> **Task input**
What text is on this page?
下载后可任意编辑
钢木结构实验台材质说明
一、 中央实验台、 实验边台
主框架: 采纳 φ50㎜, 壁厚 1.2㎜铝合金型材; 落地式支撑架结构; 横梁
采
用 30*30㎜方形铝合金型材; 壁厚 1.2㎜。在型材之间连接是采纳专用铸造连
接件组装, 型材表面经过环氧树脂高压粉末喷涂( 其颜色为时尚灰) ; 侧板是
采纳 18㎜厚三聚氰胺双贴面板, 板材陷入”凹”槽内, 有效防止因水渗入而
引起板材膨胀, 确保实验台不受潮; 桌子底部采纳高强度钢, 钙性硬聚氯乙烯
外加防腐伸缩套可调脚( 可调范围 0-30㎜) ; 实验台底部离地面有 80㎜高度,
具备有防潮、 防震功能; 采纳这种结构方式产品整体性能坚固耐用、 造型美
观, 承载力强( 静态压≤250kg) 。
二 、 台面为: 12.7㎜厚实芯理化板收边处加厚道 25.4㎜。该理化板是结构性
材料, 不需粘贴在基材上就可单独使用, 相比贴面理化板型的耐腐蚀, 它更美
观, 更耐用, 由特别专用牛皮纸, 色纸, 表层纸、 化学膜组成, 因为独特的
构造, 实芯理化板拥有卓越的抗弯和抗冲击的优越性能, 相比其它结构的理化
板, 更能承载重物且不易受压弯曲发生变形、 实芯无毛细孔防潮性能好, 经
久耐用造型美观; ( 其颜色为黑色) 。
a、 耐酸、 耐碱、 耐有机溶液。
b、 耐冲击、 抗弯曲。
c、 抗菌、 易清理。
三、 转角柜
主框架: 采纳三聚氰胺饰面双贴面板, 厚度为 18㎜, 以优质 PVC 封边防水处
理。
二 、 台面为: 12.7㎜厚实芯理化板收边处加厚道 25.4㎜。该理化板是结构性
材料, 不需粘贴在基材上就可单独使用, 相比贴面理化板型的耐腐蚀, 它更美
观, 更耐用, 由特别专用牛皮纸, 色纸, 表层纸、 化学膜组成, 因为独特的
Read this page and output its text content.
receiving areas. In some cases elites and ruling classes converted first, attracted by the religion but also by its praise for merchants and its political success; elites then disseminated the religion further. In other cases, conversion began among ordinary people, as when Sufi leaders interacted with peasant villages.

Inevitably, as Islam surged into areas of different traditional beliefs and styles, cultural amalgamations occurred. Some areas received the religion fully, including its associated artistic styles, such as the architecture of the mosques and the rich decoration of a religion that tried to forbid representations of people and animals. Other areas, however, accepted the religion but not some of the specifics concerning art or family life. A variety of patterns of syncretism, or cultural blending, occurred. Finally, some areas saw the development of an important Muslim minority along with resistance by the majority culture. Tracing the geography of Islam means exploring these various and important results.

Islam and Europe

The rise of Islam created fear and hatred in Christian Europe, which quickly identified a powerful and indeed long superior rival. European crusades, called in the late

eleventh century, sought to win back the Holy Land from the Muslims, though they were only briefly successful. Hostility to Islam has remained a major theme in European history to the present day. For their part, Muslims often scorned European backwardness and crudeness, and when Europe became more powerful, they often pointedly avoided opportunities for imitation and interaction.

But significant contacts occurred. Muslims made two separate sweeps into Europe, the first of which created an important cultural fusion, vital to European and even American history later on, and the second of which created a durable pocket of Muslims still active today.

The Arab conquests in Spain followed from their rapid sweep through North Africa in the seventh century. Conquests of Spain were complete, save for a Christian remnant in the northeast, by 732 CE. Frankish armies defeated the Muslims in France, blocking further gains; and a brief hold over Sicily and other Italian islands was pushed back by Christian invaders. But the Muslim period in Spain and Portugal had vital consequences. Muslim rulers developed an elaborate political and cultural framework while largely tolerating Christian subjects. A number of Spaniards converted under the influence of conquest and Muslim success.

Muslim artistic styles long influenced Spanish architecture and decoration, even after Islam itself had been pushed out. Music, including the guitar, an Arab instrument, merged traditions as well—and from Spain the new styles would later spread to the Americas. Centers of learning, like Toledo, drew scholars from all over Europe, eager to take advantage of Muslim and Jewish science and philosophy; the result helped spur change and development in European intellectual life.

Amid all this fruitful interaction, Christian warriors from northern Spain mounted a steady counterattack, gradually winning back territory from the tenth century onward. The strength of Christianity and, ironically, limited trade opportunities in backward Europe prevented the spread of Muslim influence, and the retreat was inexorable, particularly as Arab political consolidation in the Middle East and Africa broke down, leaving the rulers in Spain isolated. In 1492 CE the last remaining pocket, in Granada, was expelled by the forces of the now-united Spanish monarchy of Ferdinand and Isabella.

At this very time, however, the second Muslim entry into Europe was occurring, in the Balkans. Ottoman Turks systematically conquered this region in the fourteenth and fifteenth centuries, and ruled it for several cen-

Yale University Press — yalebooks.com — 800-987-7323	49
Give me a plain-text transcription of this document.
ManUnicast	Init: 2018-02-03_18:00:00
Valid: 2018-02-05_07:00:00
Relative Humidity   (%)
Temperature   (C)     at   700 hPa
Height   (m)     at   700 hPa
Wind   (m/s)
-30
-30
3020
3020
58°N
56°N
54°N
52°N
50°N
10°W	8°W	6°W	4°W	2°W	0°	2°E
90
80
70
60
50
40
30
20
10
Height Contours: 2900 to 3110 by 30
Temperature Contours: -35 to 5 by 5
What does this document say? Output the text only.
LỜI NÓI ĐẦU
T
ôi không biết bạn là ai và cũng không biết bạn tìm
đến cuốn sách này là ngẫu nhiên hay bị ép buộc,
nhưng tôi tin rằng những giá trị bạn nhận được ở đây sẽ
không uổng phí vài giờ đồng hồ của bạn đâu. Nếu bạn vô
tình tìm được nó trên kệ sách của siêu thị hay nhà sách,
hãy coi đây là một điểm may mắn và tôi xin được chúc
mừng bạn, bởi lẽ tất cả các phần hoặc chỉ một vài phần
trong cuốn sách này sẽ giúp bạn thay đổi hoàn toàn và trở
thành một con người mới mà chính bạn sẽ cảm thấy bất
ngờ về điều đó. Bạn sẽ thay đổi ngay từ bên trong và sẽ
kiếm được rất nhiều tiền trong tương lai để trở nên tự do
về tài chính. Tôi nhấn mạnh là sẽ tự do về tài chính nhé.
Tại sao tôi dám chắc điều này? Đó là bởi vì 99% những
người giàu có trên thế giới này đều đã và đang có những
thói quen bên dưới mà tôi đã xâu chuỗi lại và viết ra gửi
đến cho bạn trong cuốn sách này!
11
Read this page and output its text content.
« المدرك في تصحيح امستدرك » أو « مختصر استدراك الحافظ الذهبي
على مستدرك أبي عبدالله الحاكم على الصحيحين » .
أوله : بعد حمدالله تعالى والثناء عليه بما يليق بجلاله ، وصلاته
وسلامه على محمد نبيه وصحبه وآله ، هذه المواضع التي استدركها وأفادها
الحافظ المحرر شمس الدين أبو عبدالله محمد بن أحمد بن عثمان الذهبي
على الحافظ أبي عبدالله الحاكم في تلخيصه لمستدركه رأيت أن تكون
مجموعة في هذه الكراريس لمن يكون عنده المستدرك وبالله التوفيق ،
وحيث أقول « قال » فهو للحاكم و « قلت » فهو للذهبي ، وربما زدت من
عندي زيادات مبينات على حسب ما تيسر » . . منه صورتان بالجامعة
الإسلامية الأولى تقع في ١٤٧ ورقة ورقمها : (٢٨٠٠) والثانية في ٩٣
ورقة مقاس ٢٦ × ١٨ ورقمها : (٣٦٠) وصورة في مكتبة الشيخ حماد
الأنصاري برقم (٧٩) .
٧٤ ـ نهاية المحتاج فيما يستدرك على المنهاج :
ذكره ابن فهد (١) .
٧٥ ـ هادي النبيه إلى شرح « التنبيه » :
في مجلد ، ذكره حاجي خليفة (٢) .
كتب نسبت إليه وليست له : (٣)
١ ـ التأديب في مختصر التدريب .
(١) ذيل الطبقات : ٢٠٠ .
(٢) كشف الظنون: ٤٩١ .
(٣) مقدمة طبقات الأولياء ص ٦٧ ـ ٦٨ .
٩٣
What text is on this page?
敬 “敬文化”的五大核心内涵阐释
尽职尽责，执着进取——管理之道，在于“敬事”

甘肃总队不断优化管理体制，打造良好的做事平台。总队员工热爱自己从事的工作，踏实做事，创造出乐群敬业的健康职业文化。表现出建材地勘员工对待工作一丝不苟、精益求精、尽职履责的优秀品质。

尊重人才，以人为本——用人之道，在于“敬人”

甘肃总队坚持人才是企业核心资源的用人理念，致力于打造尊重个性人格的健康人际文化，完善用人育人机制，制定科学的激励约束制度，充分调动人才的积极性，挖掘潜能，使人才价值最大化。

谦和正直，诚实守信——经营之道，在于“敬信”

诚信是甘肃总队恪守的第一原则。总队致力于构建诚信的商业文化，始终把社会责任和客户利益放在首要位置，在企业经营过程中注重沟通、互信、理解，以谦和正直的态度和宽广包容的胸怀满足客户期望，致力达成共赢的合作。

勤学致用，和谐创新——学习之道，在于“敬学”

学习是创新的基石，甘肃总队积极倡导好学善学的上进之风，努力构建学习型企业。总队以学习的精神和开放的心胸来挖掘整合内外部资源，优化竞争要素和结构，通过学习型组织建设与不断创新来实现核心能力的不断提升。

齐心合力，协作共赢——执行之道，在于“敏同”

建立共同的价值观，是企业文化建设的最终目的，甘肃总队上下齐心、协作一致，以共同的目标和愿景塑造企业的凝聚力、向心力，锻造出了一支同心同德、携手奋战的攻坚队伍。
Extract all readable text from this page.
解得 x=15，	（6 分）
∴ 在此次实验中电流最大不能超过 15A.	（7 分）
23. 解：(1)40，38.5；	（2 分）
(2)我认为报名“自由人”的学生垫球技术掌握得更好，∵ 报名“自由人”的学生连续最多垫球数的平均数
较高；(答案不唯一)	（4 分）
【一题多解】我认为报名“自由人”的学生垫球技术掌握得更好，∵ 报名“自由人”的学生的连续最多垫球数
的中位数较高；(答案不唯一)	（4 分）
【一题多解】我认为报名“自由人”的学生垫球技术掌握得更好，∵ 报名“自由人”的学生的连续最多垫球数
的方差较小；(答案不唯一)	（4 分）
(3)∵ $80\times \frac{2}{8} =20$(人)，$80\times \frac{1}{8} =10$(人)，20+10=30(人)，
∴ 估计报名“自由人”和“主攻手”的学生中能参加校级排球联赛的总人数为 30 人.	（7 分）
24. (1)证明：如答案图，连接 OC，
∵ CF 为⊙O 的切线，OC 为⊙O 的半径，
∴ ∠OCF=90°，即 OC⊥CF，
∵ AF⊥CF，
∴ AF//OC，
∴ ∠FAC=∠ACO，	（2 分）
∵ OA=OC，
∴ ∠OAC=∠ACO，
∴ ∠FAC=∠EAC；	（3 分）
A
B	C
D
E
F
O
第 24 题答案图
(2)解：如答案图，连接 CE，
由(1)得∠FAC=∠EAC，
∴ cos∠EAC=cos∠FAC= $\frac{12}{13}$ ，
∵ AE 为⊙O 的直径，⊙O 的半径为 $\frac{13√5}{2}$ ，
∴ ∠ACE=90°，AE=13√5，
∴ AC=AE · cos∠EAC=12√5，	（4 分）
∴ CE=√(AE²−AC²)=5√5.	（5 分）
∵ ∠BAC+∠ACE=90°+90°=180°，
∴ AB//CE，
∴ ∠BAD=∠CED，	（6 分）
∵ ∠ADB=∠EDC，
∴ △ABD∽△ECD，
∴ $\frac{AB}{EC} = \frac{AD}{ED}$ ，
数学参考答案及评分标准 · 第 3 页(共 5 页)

> **What is needed**
Extract lines where the string "cuốn" occurs.

> **Solved exercise**
đến cuốn sách này là ngẫu nhiên hay bị ép buộc,
trong cuốn sách này sẽ giúp bạn thay đổi hoàn toàn và trở
đến cho bạn trong cuốn sách này!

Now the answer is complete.